_SET TASK_:
Go through the records and extract every line with the word "title".
------------------------------------------------
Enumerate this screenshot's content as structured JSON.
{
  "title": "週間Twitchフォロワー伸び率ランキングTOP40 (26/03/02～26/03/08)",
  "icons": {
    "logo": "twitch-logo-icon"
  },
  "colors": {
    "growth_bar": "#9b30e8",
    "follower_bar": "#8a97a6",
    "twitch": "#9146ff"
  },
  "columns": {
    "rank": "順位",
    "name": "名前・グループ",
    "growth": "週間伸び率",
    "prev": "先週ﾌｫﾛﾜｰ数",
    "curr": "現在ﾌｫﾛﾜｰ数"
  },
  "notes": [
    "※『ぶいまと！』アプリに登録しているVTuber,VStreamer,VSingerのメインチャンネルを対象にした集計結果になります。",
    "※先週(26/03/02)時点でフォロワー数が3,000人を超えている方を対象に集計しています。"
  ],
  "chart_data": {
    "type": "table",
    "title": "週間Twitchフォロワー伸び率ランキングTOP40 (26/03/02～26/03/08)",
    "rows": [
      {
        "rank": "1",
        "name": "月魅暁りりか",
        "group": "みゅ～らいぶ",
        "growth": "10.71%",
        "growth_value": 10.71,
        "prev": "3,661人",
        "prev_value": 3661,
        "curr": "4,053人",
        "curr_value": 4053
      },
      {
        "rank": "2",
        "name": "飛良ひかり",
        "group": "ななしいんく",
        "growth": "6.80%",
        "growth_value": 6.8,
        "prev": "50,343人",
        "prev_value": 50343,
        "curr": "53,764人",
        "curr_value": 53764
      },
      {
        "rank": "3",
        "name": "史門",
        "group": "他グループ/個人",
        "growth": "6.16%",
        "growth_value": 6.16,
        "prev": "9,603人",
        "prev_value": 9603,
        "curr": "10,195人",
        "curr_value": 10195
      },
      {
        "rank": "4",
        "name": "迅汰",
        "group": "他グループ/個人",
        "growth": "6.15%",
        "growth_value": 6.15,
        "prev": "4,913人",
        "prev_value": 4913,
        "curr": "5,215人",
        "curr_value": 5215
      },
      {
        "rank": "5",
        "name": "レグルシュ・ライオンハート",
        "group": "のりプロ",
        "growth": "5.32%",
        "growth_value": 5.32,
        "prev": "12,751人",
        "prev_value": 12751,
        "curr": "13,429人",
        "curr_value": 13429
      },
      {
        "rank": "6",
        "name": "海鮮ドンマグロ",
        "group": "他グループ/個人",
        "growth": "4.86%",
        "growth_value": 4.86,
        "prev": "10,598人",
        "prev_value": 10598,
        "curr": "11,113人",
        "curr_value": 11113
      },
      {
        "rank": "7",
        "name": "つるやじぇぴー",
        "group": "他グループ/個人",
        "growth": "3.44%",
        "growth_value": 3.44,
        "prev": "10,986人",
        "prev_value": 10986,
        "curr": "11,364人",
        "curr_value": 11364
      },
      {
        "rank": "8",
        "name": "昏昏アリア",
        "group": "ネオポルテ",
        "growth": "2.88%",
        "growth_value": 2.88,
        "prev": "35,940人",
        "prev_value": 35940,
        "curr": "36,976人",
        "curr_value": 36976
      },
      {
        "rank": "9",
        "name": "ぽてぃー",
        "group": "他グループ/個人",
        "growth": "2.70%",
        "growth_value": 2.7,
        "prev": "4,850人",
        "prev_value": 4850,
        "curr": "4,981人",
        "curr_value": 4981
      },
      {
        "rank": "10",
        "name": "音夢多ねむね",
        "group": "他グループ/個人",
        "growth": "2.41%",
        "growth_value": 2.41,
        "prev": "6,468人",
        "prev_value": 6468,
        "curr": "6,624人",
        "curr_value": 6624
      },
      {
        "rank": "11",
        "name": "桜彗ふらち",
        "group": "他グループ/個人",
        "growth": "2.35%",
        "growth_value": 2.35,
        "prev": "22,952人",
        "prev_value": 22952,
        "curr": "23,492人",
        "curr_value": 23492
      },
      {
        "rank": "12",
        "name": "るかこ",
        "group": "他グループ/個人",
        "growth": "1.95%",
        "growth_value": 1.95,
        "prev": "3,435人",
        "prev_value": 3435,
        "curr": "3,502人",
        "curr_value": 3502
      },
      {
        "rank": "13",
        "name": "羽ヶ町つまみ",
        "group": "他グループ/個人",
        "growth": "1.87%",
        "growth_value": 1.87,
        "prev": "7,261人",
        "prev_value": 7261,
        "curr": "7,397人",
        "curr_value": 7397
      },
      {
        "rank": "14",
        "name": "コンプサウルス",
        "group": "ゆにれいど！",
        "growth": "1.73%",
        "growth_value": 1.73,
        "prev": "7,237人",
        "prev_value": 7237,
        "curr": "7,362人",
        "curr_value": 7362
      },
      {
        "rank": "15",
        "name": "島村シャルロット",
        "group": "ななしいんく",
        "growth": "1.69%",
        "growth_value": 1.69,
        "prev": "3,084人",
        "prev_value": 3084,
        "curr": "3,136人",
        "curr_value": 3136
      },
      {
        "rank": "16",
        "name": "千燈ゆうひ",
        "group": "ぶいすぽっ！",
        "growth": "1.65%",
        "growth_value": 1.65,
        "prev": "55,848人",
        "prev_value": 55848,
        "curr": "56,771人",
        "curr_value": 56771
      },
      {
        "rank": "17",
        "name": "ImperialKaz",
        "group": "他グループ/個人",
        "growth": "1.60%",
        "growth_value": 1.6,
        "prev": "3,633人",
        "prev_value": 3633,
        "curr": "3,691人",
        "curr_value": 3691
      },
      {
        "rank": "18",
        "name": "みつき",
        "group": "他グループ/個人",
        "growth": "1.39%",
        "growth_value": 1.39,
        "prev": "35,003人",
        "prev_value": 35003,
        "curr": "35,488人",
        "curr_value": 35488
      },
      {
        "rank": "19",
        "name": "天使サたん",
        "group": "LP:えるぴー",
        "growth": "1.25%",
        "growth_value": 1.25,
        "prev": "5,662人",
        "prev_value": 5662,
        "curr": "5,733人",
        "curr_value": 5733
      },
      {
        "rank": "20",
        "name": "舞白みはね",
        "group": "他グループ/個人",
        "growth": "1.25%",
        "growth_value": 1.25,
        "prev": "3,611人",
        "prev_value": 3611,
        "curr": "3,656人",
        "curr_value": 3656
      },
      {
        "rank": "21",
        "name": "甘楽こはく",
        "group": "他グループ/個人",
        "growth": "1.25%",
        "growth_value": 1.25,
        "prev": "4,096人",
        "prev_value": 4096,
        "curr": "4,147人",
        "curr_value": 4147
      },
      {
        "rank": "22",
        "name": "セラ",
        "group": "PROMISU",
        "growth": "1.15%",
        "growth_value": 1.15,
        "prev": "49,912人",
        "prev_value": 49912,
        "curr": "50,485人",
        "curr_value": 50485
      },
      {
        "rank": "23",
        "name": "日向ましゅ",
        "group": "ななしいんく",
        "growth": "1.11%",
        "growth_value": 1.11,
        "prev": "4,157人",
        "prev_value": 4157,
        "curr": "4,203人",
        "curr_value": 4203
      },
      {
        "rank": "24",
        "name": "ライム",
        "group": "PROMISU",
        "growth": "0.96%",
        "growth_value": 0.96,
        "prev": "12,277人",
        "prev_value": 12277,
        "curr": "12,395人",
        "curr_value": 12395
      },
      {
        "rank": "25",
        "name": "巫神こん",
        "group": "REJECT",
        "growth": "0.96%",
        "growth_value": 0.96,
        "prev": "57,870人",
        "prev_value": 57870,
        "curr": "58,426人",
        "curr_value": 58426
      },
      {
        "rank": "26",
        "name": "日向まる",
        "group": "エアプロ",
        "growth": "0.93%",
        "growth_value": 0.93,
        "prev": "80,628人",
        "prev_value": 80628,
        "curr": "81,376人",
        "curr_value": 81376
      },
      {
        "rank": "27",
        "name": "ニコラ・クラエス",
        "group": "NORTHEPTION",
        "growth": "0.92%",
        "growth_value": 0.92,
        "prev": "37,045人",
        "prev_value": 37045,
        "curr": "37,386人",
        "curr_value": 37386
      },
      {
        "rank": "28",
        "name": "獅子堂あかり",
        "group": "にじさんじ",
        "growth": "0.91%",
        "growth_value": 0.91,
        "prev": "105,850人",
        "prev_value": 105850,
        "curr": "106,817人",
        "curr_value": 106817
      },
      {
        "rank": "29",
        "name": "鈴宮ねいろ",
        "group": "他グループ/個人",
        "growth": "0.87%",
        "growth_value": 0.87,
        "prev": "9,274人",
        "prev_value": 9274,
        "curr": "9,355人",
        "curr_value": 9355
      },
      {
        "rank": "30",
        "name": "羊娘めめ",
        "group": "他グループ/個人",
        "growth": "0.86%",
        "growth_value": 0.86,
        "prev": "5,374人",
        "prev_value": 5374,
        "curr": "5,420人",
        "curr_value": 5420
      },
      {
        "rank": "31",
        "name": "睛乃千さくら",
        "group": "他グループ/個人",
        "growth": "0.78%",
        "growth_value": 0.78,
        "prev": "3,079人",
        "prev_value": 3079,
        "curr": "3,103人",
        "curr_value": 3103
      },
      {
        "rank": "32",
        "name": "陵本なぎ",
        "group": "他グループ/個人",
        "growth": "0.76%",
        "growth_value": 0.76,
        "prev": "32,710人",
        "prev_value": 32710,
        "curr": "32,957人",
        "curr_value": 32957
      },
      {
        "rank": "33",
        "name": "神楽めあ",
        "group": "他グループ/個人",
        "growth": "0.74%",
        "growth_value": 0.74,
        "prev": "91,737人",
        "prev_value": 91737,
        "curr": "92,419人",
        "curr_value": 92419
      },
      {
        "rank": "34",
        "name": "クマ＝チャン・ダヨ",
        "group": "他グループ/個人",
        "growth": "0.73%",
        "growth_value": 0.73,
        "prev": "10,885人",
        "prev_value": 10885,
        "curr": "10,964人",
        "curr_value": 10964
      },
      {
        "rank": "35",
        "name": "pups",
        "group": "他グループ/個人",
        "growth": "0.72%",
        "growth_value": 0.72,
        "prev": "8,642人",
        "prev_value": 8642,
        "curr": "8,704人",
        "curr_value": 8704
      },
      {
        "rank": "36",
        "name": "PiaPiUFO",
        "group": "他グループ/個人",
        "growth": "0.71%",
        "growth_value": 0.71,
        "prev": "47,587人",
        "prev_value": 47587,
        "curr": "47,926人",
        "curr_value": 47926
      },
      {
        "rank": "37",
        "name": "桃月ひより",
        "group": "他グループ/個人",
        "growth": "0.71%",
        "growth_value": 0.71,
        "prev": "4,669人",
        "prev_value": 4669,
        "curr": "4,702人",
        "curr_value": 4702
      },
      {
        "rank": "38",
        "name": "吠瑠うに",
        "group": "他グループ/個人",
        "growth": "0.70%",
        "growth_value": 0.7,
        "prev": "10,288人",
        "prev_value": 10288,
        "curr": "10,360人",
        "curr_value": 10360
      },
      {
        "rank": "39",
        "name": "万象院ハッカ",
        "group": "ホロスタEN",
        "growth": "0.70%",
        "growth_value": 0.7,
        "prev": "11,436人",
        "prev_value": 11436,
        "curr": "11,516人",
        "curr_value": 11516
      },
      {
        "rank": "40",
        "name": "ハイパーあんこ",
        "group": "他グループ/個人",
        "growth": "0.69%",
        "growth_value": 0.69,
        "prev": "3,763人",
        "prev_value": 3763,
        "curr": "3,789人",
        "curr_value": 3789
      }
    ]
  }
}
------------------------------------------------
_ANSWER TO THIS TASK_:
  "title": "週間Twitchフォロワー伸び率ランキングTOP40 (26/03/02～26/03/08)",
    "title": "週間Twitchフォロワー伸び率ランキングTOP40 (26/03/02～26/03/08)",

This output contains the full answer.